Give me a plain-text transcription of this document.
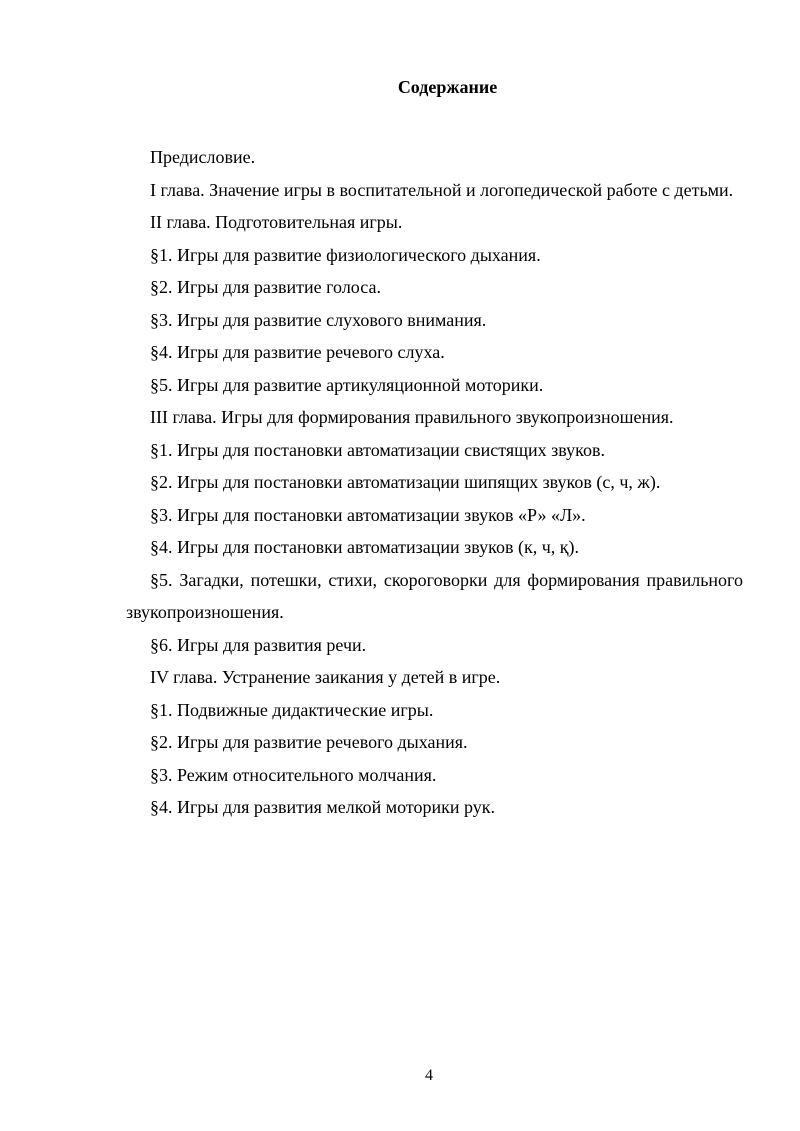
Содержание
Предисловие.
I глава. Значение игры в воспитательной и логопедической работе с детьми.
II глава. Подготовительная игры.
§1. Игры для развитие физиологического дыхания.
§2. Игры для развитие голоса.
§3. Игры для развитие слухового внимания.
§4. Игры для развитие речевого слуха.
§5. Игры для развитие артикуляционной моторики.
III глава. Игры для формирования правильного звукопроизношения.
§1. Игры для постановки автоматизации свистящих звуков.
§2. Игры для постановки автоматизации шипящих звуков (с, ч, ж).
§3. Игры для постановки автоматизации звуков «Р» «Л».
§4. Игры для постановки автоматизации звуков (к, ч, қ).
§5. Загадки, потешки, стихи, скороговорки для формирования правильного звукопроизношения.
§6. Игры для развития речи.
IV глава. Устранение заикания у детей в игре.
§1. Подвижные дидактические игры.
§2. Игры для развитие речевого дыхания.
§3. Режим относительного молчания.
§4. Игры для развития мелкой моторики рук.
4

++++++++++

**Work to complete:** Do not include images; quote all of the entries above exactly.

**Complete answer:**
Give me a plain-text transcription of this document.
Содержание
Предисловие.
I глава. Значение игры в воспитательной и логопедической работе с детьми.
II глава. Подготовительная игры.
§1. Игры для развитие физиологического дыхания.
§2. Игры для развитие голоса.
§3. Игры для развитие слухового внимания.
§4. Игры для развитие речевого слуха.
§5. Игры для развитие артикуляционной моторики.
III глава. Игры для формирования правильного звукопроизношения.
§1. Игры для постановки автоматизации свистящих звуков.
§2. Игры для постановки автоматизации шипящих звуков (с, ч, ж).
§3. Игры для постановки автоматизации звуков «Р» «Л».
§4. Игры для постановки автоматизации звуков (к, ч, қ).
§5. Загадки, потешки, стихи, скороговорки для формирования правильного звукопроизношения.
§6. Игры для развития речи.
IV глава. Устранение заикания у детей в игре.
§1. Подвижные дидактические игры.
§2. Игры для развитие речевого дыхания.
§3. Режим относительного молчания.
§4. Игры для развития мелкой моторики рук.
4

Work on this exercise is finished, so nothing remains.